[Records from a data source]
◆ ◆ ◆ ◆ ◆
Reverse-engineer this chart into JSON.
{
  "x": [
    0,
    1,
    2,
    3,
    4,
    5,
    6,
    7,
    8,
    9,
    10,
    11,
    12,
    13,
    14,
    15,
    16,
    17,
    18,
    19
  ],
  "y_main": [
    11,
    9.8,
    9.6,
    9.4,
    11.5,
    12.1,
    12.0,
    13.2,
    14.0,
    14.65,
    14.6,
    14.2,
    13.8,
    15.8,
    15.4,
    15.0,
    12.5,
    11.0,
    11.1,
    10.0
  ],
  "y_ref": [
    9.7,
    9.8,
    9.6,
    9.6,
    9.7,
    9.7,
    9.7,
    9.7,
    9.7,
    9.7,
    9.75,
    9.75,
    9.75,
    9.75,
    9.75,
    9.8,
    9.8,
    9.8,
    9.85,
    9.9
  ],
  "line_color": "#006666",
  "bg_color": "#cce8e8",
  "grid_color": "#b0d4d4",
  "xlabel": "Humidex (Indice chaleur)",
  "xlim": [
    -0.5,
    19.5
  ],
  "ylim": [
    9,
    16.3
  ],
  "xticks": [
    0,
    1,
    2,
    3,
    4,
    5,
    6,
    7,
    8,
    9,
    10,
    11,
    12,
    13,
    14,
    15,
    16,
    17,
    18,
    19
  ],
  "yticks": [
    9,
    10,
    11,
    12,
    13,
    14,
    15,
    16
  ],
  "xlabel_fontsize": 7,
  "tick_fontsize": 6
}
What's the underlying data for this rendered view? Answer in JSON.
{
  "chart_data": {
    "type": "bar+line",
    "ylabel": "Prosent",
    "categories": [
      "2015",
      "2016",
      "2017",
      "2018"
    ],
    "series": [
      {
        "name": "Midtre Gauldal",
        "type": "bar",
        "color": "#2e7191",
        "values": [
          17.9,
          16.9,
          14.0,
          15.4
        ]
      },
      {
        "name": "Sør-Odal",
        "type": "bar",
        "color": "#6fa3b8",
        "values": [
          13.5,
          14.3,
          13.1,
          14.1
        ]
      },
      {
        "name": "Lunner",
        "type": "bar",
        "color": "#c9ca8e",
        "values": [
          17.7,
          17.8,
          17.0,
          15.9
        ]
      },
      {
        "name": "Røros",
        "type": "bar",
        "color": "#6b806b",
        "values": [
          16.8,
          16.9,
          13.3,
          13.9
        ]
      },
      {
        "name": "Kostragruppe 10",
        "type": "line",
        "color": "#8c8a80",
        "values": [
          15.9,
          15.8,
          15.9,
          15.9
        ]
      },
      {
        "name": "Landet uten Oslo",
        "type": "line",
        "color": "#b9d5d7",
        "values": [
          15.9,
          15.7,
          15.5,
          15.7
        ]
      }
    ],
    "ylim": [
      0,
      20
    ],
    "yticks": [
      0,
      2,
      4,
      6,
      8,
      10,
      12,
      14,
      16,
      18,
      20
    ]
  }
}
◆ ◆ ◆ ◆ ◆
Write each line above out exactly.

Reverse-engineer this chart into JSON.
{
  "x": [
    0,
    1,
    2,
    3,
    4,
    5,
    6,
    7,
    8,
    9,
    10,
    11,
    12,
    13,
    14,
    15,
    16,
    17,
    18,
    19
  ],
  "y_main": [
    11,
    9.8,
    9.6,
    9.4,
    11.5,
    12.1,
    12.0,
    13.2,
    14.0,
    14.65,
    14.6,
    14.2,
    13.8,
    15.8,
    15.4,
    15.0,
    12.5,
    11.0,
    11.1,
    10.0
  ],
  "y_ref": [
    9.7,
    9.8,
    9.6,
    9.6,
    9.7,
    9.7,
    9.7,
    9.7,
    9.7,
    9.7,
    9.75,
    9.75,
    9.75,
    9.75,
    9.75,
    9.8,
    9.8,
    9.8,
    9.85,
    9.9
  ],
  "line_color": "#006666",
  "bg_color": "#cce8e8",
  "grid_color": "#b0d4d4",
  "xlabel": "Humidex (Indice chaleur)",
  "xlim": [
    -0.5,
    19.5
  ],
  "ylim": [
    9,
    16.3
  ],
  "xticks": [
    0,
    1,
    2,
    3,
    4,
    5,
    6,
    7,
    8,
    9,
    10,
    11,
    12,
    13,
    14,
    15,
    16,
    17,
    18,
    19
  ],
  "yticks": [
    9,
    10,
    11,
    12,
    13,
    14,
    15,
    16
  ],
  "xlabel_fontsize": 7,
  "tick_fontsize": 6
}
What's the underlying data for this rendered view? Answer in JSON.
{
  "chart_data": {
    "type": "bar+line",
    "ylabel": "Prosent",
    "categories": [
      "2015",
      "2016",
      "2017",
      "2018"
    ],
    "series": [
      {
        "name": "Midtre Gauldal",
        "type": "bar",
        "color": "#2e7191",
        "values": [
          17.9,
          16.9,
          14.0,
          15.4
        ]
      },
      {
        "name": "Sør-Odal",
        "type": "bar",
        "color": "#6fa3b8",
        "values": [
          13.5,
          14.3,
          13.1,
          14.1
        ]
      },
      {
        "name": "Lunner",
        "type": "bar",
        "color": "#c9ca8e",
        "values": [
          17.7,
          17.8,
          17.0,
          15.9
        ]
      },
      {
        "name": "Røros",
        "type": "bar",
        "color": "#6b806b",
        "values": [
          16.8,
          16.9,
          13.3,
          13.9
        ]
      },
      {
        "name": "Kostragruppe 10",
        "type": "line",
        "color": "#8c8a80",
        "values": [
          15.9,
          15.8,
          15.9,
          15.9
        ]
      },
      {
        "name": "Landet uten Oslo",
        "type": "line",
        "color": "#b9d5d7",
        "values": [
          15.9,
          15.7,
          15.5,
          15.7
        ]
      }
    ],
    "ylim": [
      0,
      20
    ],
    "yticks": [
      0,
      2,
      4,
      6,
      8,
      10,
      12,
      14,
      16,
      18,
      20
    ]
  }
}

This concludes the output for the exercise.